_What is asked_
From the items below, pull out every line that contains the word "TÉRMINOS".

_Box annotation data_
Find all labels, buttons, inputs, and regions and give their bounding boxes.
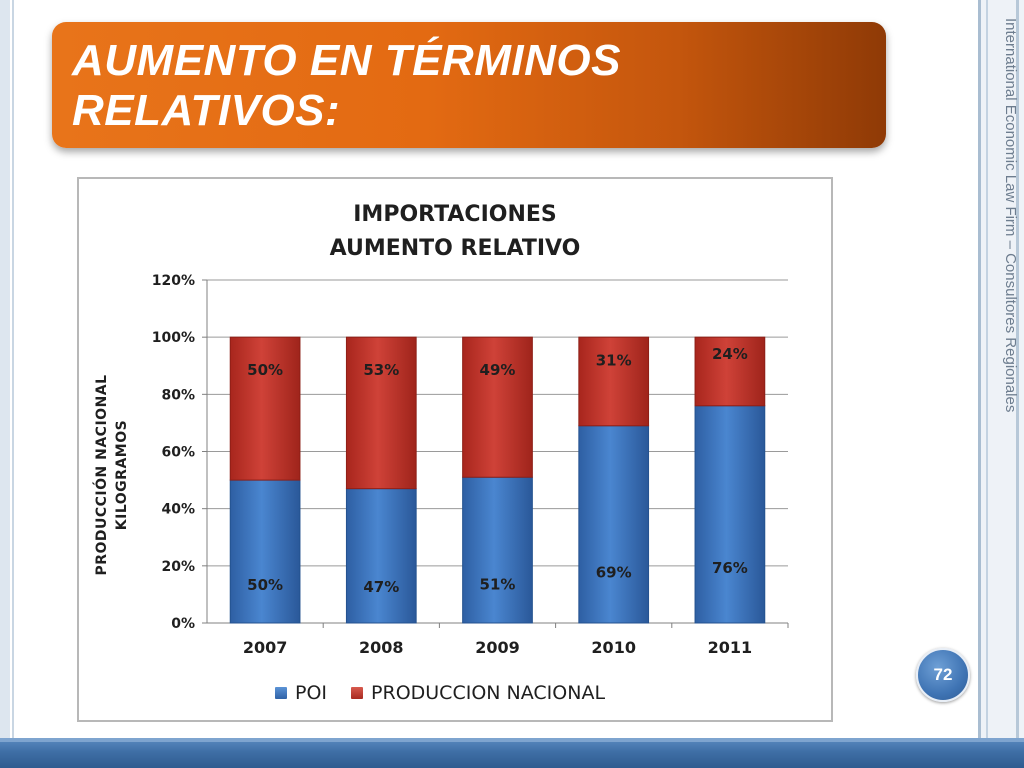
y-tick-label: 60%: [161, 445, 195, 461]
bar-poi: [694, 405, 766, 624]
data-label: 53%: [363, 361, 399, 379]
bar-produccion-nacional: [694, 336, 766, 407]
slide-title: AUMENTO EN TÉRMINOS RELATIVOS:: [72, 36, 872, 136]
data-label: 76%: [712, 559, 748, 577]
frame-left-band: [0, 0, 10, 740]
bar-poi: [229, 479, 301, 624]
y-tick-label: 0%: [171, 616, 195, 632]
x-tick-label: 2007: [243, 638, 288, 657]
data-label: 47%: [363, 578, 399, 596]
legend-label-poi: POI: [295, 682, 328, 704]
data-label: 24%: [712, 345, 748, 363]
x-tick-label: 2011: [708, 638, 753, 657]
y-tick-label: 80%: [161, 387, 195, 403]
slide-title-line2: RELATIVOS:: [72, 86, 341, 135]
legend-swatch-poi: [275, 687, 287, 699]
chart-title-line2: AUMENTO RELATIVO: [329, 236, 581, 261]
footer-bar: [0, 738, 1024, 768]
slide-title-line1: AUMENTO EN TÉRMINOS: [72, 36, 621, 85]
frame-right-line: [1016, 0, 1019, 740]
page-number-badge: 72: [916, 648, 970, 702]
bar-produccion-nacional: [345, 336, 417, 490]
y-tick-label: 120%: [152, 273, 195, 289]
legend-label-produccion: PRODUCCION NACIONAL: [371, 682, 606, 704]
y-tick-label: 40%: [161, 502, 195, 518]
data-label: 51%: [480, 575, 516, 593]
data-label: 69%: [596, 564, 632, 582]
data-label: 50%: [247, 361, 283, 379]
data-label: 50%: [247, 576, 283, 594]
frame-right-line: [978, 0, 981, 740]
y-tick-label: 20%: [161, 559, 195, 575]
bar-poi: [578, 425, 650, 624]
legend-item-produccion: PRODUCCION NACIONAL: [351, 682, 605, 704]
bar-poi: [345, 488, 417, 624]
chart-title: IMPORTACIONES AUMENTO RELATIVO: [77, 198, 833, 266]
chart-title-line1: IMPORTACIONES: [353, 202, 557, 227]
footer-bar-highlight: [0, 738, 1024, 742]
x-tick-label: 2010: [591, 638, 636, 657]
legend-swatch-produccion: [351, 687, 364, 699]
x-tick-label: 2009: [475, 638, 520, 657]
chart-legend: POI PRODUCCION NACIONAL: [275, 680, 605, 706]
frame-right-line: [986, 0, 988, 740]
frame-left-line: [12, 0, 14, 740]
bar-poi: [462, 476, 533, 624]
y-tick-label: 100%: [152, 330, 195, 346]
data-label: 49%: [480, 361, 516, 379]
bar-produccion-nacional: [462, 336, 533, 478]
title-banner: [52, 22, 886, 148]
x-tick-label: 2008: [359, 638, 404, 657]
bar-produccion-nacional: [578, 336, 650, 427]
data-label: 31%: [596, 352, 632, 370]
legend-item-poi: POI: [275, 682, 327, 704]
bar-produccion-nacional: [229, 336, 301, 481]
page-number: 72: [933, 665, 953, 684]
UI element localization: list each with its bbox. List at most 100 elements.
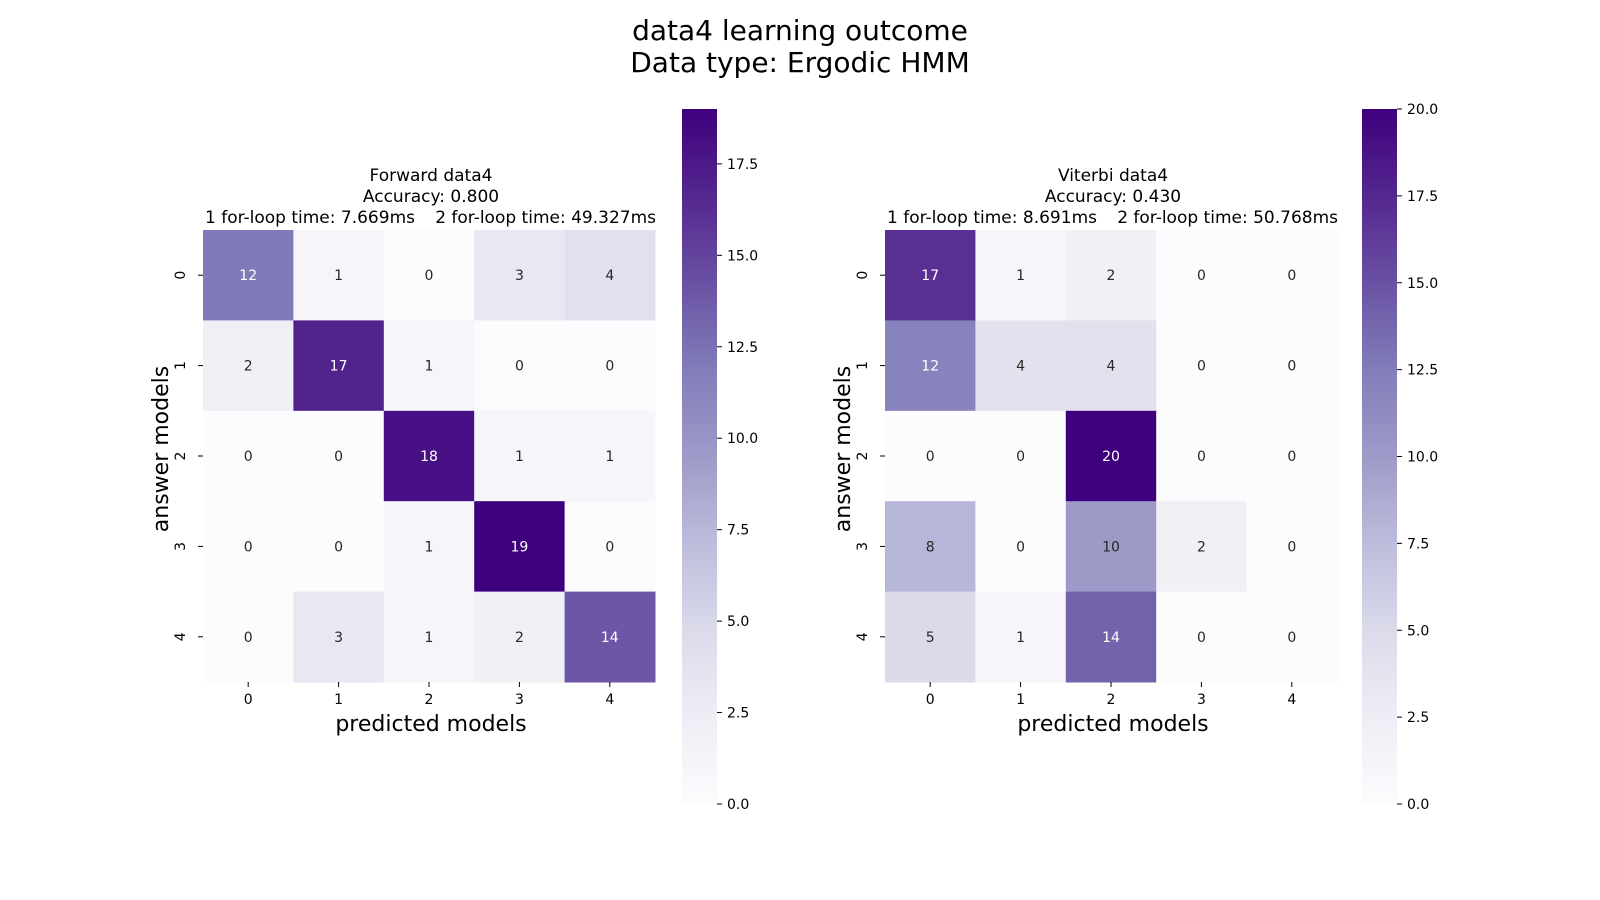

_Written solution_
slide-title: AUMENTO EN TÉRMINOS RELATIVOS:: [72, 36, 872, 136]
slide-title-line1: AUMENTO EN TÉRMINOS: [72, 36, 621, 85]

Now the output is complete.